[Goal of the exercise]:
Extract every line from the records below that contains the word "JSON".

==========

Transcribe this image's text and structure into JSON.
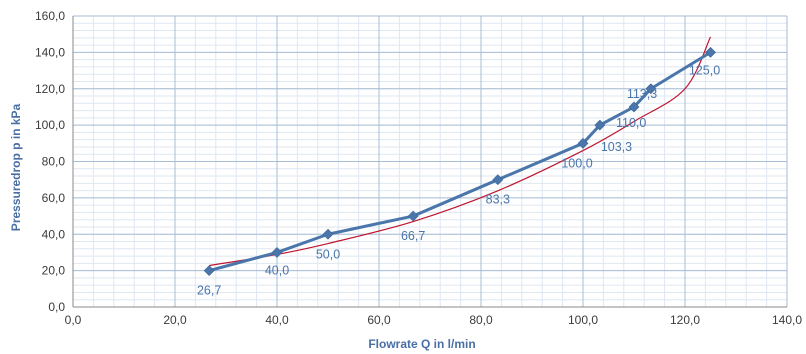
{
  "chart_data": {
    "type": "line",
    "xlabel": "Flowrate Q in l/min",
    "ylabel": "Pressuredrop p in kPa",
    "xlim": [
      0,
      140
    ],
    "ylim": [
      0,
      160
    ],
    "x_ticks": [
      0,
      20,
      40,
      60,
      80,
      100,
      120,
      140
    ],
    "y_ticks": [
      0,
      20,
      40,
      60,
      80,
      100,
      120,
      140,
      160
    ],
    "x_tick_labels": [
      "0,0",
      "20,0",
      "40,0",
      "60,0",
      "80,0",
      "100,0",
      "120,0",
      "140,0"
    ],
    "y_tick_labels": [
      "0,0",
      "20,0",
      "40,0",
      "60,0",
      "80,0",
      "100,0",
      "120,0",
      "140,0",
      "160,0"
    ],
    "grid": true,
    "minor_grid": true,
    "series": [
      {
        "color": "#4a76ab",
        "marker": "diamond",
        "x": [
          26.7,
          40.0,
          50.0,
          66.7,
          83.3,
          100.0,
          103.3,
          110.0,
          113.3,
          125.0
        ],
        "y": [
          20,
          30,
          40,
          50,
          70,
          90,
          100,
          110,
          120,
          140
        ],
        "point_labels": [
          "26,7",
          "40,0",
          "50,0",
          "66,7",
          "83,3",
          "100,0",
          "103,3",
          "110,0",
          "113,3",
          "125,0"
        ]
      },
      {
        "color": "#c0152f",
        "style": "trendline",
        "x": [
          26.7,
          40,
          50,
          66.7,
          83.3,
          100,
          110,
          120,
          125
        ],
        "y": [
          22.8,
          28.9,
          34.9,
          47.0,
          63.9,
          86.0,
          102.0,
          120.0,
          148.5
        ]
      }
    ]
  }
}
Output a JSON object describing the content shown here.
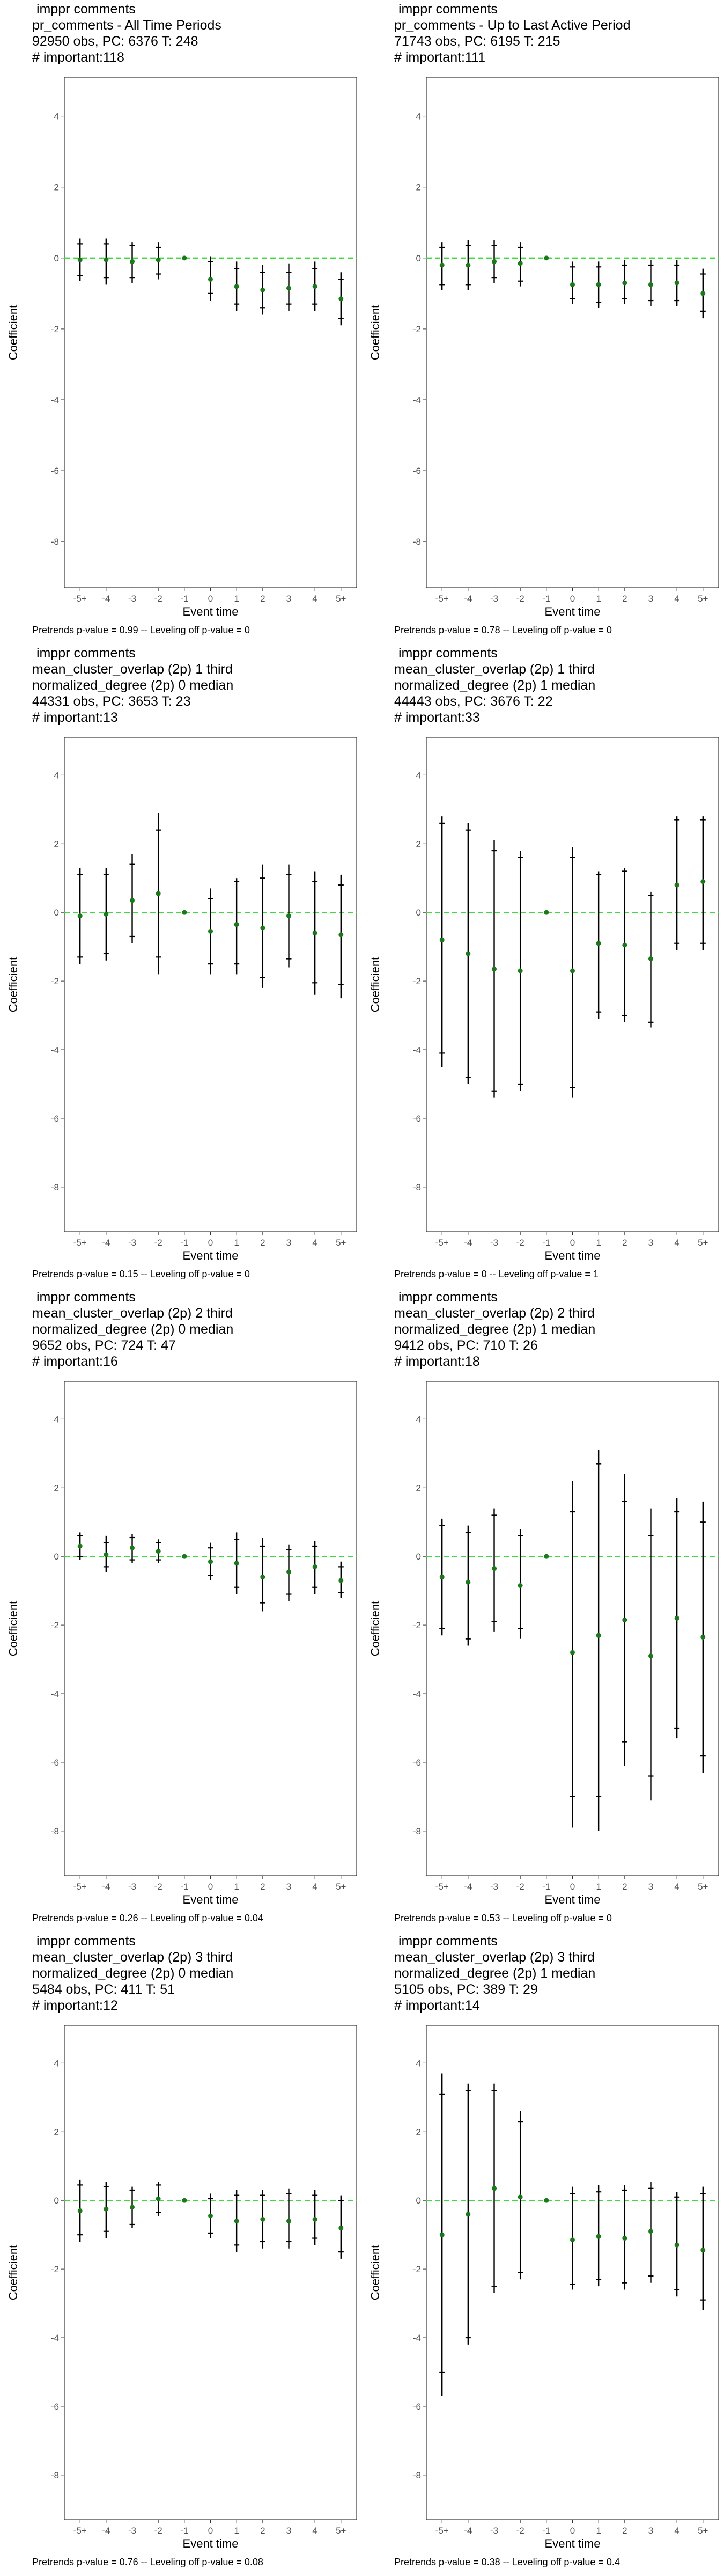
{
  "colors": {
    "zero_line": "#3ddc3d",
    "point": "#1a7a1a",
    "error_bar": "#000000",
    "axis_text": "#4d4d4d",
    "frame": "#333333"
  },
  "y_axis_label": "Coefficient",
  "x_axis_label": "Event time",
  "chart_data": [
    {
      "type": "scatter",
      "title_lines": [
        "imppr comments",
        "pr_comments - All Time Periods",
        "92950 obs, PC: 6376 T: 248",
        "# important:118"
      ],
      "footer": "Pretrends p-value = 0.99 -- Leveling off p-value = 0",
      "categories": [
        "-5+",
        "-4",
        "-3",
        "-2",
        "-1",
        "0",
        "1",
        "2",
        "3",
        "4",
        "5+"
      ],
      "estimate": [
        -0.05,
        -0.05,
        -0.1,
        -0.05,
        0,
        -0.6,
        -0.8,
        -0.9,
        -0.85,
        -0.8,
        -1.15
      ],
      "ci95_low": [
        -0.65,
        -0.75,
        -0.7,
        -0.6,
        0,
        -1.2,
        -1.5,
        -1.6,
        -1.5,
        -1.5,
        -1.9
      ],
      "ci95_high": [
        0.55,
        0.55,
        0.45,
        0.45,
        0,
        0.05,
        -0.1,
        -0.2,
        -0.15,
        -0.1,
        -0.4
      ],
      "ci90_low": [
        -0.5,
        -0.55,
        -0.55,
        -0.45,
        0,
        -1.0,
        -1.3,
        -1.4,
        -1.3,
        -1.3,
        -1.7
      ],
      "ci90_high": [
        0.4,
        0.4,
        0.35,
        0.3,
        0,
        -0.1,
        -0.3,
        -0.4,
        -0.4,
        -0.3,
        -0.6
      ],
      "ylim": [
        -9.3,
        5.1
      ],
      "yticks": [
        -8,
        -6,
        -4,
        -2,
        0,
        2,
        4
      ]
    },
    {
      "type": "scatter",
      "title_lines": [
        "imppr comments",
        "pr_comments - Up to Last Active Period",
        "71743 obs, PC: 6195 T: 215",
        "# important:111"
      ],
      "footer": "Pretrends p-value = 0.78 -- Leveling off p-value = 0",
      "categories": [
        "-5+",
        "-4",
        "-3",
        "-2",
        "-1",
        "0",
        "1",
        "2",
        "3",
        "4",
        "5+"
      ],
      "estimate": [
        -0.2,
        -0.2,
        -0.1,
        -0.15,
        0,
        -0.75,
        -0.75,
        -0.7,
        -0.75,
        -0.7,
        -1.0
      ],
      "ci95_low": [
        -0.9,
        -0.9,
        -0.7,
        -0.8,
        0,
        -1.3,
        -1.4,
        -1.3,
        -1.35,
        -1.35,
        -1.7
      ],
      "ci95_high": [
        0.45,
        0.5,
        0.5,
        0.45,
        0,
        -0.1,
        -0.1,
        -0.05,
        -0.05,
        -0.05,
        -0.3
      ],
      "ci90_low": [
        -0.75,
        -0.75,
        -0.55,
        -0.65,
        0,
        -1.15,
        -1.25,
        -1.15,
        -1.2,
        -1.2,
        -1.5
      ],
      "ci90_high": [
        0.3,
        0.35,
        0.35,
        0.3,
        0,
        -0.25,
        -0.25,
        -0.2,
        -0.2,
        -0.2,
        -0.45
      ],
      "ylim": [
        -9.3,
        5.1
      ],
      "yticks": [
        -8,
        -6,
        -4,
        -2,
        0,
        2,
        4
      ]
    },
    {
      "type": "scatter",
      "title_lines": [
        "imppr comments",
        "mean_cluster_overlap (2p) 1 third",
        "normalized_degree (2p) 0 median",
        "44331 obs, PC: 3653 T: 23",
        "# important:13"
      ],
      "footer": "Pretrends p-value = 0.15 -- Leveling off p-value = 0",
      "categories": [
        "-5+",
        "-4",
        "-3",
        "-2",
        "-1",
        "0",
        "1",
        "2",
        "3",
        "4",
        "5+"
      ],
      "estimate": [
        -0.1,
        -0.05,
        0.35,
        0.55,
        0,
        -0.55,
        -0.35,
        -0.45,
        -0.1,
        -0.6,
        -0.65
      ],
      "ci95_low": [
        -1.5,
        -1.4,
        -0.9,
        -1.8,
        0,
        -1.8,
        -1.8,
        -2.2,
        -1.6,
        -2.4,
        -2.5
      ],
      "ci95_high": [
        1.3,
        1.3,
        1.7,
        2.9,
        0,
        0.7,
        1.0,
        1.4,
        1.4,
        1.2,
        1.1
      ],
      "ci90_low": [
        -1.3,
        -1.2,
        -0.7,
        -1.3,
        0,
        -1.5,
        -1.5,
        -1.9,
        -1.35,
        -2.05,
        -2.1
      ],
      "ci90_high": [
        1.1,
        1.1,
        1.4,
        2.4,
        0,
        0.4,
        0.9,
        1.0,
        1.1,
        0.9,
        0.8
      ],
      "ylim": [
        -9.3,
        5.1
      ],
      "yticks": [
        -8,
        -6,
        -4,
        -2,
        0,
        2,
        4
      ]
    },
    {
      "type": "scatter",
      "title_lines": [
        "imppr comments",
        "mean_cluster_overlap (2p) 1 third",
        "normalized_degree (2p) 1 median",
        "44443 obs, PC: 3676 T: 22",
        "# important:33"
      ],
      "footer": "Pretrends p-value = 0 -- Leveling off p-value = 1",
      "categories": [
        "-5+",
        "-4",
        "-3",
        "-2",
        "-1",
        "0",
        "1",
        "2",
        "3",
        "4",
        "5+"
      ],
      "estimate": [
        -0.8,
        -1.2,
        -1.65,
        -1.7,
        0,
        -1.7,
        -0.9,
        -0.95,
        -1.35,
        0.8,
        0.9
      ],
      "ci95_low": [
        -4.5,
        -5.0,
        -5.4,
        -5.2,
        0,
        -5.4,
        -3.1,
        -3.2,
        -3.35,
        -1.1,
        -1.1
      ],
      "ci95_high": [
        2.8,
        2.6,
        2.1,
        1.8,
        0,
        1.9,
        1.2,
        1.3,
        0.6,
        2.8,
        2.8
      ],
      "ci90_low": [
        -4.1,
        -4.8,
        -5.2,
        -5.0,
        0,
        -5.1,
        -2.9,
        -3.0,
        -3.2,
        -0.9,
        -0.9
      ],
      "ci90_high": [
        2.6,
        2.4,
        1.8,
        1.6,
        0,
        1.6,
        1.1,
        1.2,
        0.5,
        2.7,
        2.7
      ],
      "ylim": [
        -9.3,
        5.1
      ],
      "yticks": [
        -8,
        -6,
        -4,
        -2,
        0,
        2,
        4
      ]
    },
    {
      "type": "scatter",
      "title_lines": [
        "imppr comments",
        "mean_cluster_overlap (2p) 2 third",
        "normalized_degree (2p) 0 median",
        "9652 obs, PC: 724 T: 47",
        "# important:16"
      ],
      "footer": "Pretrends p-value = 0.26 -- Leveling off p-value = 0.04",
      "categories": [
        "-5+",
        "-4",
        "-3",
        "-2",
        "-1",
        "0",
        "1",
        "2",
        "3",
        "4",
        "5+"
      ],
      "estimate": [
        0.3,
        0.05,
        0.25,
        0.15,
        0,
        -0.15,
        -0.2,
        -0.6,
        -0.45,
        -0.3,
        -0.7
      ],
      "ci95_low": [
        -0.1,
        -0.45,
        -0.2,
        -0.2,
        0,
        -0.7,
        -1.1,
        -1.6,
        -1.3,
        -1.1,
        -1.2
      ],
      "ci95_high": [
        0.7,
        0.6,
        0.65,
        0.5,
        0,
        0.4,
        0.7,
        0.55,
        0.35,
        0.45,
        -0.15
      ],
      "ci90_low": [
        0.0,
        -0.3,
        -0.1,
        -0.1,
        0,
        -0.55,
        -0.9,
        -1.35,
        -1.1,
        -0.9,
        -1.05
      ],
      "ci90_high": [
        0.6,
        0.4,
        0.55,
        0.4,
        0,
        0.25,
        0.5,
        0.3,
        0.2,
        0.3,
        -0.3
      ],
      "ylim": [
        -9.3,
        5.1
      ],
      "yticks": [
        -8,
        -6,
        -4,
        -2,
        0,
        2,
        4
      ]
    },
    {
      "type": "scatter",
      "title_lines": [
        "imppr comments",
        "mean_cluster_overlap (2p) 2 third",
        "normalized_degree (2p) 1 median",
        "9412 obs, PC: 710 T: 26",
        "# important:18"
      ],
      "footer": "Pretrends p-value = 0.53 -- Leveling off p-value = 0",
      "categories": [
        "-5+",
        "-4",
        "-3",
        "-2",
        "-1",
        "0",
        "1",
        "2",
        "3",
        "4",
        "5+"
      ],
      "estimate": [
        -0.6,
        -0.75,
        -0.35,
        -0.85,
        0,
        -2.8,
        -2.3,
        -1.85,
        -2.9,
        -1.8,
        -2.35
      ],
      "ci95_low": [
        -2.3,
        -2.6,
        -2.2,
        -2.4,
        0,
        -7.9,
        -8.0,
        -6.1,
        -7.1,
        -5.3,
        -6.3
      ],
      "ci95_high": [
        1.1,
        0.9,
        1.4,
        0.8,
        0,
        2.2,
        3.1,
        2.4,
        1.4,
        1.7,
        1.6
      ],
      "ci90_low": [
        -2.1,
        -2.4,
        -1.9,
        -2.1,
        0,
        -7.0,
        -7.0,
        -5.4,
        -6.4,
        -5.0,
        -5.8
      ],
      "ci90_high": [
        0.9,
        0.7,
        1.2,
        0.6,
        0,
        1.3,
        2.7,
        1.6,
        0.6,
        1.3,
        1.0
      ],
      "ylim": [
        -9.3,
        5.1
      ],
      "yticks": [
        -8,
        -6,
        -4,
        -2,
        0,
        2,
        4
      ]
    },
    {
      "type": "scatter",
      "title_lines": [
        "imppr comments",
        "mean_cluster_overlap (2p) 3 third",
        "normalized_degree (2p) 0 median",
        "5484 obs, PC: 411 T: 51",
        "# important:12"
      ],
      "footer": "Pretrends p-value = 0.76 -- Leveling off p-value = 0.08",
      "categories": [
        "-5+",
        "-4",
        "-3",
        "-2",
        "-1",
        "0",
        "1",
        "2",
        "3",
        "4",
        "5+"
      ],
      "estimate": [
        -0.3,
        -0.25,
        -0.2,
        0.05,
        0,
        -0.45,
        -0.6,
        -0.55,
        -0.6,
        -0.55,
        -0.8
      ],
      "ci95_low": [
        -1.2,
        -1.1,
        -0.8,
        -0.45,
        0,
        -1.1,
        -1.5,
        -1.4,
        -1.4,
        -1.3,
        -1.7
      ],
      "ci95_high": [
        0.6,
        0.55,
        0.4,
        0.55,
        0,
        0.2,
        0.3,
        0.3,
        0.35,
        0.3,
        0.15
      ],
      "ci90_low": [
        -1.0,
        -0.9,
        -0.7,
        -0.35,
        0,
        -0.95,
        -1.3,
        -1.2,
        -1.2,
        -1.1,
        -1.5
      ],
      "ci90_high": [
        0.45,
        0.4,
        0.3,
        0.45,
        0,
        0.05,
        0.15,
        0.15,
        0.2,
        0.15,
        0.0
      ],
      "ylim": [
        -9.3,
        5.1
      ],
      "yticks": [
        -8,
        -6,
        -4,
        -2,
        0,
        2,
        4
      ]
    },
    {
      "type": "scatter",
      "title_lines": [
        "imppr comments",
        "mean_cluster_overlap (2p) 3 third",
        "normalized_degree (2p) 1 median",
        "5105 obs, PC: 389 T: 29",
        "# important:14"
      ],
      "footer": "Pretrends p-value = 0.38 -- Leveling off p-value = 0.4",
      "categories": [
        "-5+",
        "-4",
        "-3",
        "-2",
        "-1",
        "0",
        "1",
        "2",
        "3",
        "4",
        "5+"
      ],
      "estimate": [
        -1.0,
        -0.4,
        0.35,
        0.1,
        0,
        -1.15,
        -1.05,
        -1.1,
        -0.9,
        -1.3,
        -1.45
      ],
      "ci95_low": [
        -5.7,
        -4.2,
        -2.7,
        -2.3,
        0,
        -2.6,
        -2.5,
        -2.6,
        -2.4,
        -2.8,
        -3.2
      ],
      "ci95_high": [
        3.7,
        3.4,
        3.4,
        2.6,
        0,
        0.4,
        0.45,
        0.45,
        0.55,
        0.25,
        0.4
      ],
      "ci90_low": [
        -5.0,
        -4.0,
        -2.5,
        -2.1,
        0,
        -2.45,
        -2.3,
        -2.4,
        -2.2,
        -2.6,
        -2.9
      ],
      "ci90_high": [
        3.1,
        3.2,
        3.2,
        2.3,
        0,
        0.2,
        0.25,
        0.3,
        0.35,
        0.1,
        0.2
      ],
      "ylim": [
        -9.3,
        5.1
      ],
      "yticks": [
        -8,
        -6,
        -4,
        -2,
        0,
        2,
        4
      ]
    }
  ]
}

==========

[Correct response]:
Transcribe this image's text and structure into JSON.
Output a JSON object describing the content shown here.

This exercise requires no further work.